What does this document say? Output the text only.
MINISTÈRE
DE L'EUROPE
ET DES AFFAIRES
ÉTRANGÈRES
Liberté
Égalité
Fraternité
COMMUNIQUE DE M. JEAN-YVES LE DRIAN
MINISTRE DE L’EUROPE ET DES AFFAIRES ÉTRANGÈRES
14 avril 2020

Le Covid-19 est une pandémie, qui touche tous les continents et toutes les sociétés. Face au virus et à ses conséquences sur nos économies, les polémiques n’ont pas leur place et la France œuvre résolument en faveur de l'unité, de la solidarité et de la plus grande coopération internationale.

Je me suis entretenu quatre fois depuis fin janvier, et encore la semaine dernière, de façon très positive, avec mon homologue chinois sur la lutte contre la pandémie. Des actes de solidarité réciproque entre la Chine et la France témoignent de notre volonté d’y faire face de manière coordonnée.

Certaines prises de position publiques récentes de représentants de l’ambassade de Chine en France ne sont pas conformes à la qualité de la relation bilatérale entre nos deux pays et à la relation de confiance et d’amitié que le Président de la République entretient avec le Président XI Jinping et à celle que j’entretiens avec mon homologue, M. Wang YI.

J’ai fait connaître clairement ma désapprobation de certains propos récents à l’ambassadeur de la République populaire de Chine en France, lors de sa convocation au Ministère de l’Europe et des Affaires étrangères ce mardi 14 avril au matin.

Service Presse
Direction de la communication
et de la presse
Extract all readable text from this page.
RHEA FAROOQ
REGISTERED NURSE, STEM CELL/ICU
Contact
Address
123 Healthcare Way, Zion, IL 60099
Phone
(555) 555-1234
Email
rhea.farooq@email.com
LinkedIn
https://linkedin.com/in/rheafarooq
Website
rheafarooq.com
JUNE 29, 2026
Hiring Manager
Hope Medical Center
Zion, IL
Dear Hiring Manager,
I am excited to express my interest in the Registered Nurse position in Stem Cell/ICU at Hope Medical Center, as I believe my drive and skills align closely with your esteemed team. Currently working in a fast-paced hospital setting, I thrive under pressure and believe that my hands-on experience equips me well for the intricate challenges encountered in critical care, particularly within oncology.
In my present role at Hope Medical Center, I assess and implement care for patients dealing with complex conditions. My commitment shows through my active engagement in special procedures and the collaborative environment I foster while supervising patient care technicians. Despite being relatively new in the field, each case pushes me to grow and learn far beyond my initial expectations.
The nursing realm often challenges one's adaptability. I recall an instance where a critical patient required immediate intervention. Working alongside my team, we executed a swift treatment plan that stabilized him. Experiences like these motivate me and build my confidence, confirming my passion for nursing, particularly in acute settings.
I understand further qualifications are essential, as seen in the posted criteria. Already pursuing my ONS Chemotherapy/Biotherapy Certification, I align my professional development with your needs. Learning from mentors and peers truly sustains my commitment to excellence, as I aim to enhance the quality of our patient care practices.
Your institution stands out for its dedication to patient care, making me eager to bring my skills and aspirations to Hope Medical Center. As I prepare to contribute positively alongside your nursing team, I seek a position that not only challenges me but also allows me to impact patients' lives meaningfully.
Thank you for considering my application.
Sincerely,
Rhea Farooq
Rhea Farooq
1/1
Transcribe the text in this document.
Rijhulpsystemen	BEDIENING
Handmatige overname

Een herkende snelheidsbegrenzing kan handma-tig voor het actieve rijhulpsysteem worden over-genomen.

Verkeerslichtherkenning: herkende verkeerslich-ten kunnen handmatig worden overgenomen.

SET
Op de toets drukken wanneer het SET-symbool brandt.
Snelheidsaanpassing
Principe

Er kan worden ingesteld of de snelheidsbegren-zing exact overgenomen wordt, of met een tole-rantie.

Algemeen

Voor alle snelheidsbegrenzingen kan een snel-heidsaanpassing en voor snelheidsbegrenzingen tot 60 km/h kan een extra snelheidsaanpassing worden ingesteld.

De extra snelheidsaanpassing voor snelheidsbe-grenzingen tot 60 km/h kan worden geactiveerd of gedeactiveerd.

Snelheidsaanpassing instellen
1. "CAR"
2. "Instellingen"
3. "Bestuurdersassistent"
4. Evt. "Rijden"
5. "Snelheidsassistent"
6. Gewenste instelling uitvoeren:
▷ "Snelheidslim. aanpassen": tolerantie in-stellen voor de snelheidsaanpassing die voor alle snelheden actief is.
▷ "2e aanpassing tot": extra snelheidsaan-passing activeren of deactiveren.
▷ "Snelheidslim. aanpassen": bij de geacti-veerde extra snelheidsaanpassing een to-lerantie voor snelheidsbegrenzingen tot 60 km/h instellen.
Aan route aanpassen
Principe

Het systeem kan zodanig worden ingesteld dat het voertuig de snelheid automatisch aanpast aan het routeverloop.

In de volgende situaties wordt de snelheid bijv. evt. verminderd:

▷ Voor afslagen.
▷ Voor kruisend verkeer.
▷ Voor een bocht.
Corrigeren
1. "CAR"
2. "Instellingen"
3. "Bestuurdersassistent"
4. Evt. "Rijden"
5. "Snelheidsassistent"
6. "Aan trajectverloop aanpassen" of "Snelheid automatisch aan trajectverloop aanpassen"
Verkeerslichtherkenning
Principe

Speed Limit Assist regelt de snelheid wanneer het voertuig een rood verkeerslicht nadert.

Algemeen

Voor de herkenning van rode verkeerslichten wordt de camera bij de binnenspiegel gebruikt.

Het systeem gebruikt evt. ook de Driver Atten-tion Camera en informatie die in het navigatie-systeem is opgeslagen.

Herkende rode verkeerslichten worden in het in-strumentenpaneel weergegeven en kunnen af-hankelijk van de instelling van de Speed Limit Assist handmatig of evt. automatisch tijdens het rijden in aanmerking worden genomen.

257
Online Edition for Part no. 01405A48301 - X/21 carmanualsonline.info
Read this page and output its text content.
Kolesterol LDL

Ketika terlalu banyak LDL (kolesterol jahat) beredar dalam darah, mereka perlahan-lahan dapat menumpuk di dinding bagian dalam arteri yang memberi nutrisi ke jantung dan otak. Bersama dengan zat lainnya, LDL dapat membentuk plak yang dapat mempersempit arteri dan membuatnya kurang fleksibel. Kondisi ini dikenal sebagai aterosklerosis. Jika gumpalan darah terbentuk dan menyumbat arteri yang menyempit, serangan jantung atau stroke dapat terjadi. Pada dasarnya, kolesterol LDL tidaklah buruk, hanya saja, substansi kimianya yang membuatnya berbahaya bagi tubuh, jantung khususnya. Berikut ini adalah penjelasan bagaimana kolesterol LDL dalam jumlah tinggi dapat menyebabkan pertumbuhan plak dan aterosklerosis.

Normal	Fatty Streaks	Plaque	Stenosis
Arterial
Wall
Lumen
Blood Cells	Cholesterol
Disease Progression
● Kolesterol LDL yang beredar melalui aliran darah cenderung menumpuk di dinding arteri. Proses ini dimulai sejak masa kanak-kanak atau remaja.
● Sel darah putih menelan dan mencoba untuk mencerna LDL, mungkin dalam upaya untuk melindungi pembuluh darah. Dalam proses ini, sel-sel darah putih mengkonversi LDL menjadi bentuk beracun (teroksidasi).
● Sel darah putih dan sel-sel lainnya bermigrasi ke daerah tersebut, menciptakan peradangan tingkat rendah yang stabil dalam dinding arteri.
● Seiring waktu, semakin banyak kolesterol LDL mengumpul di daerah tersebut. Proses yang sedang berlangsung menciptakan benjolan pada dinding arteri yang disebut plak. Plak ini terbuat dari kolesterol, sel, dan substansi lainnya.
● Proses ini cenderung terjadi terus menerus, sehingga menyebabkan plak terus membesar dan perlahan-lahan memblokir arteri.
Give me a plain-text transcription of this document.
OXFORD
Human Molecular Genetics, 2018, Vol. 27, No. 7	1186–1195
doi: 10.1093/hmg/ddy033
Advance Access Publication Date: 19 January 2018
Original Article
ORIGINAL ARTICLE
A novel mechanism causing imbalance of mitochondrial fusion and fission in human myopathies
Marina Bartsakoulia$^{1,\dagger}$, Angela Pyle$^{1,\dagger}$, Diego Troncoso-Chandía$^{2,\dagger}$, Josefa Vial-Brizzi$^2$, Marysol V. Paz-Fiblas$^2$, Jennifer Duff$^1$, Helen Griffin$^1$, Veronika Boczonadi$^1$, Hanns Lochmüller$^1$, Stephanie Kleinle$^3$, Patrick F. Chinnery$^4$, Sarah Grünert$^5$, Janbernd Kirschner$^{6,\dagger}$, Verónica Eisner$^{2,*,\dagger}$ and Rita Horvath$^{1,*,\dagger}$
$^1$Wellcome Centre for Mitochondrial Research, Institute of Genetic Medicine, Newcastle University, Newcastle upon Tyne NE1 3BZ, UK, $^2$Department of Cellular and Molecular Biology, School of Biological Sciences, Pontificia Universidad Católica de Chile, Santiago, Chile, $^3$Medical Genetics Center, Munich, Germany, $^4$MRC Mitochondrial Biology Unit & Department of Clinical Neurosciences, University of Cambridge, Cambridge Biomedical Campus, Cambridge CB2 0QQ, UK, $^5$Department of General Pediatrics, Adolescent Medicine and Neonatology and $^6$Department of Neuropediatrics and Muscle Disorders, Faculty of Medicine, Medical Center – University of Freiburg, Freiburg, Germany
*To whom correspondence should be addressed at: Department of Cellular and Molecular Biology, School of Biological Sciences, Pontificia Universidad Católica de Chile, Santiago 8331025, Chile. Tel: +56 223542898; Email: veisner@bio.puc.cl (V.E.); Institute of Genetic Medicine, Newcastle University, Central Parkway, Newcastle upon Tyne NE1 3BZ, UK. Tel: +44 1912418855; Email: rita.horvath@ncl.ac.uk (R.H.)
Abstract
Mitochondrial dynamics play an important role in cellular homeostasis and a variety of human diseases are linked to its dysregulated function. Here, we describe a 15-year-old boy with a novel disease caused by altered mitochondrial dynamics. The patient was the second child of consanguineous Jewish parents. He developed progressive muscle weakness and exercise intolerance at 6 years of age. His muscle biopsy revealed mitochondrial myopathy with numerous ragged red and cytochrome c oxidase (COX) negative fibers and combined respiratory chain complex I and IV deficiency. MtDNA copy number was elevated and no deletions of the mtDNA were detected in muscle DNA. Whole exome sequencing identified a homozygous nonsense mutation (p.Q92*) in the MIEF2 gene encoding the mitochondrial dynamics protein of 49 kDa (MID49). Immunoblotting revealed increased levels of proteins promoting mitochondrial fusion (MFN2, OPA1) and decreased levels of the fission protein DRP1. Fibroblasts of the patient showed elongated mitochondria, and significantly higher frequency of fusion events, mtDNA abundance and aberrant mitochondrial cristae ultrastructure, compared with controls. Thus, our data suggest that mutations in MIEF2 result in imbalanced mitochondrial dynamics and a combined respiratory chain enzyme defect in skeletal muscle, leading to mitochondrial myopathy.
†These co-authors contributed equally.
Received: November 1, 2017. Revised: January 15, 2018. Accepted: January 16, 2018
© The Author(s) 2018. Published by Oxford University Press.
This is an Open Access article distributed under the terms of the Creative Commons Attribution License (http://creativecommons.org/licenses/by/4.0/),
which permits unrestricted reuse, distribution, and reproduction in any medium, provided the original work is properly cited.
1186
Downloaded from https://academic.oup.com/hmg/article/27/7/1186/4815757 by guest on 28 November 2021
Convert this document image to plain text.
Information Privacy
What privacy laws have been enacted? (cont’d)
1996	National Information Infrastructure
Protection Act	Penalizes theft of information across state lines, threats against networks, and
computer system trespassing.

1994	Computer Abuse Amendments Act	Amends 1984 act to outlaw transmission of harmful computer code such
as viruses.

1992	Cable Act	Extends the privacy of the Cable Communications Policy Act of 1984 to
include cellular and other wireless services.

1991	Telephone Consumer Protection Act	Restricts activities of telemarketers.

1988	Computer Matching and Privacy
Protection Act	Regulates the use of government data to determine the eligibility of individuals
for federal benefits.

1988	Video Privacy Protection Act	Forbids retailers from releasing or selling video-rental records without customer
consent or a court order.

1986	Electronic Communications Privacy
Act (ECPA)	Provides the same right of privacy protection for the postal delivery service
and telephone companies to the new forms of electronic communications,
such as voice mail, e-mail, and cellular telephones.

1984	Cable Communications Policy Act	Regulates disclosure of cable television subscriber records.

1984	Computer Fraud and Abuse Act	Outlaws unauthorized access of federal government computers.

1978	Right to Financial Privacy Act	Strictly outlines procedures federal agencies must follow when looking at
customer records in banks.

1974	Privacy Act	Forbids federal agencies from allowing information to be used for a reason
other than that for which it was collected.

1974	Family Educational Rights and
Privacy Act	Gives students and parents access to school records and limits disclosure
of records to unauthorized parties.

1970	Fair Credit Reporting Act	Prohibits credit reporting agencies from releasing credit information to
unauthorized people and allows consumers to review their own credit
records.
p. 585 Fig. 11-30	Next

## What you are asked to do
Wherever the word "challenges" appears in the data, return the whole line.

## Answer for this exercise
I am excited to express my interest in the Registered Nurse position in Stem Cell/ICU at Hope Medical Center, as I believe my drive and skills align closely with your esteemed team. Currently working in a fast-paced hospital setting, I thrive under pressure and believe that my hands-on experience equips me well for the intricate challenges encountered in critical care, particularly within oncology.
The nursing realm often challenges one's adaptability. I recall an instance where a critical patient required immediate intervention. Working alongside my team, we executed a swift treatment plan that stabilized him. Experiences like these motivate me and build my confidence, confirming my passion for nursing, particularly in acute settings.
Your institution stands out for its dedication to patient care, making me eager to bring my skills and aspirations to Hope Medical Center. As I prepare to contribute positively alongside your nursing team, I seek a position that not only challenges me but also allows me to impact patients' lives meaningfully.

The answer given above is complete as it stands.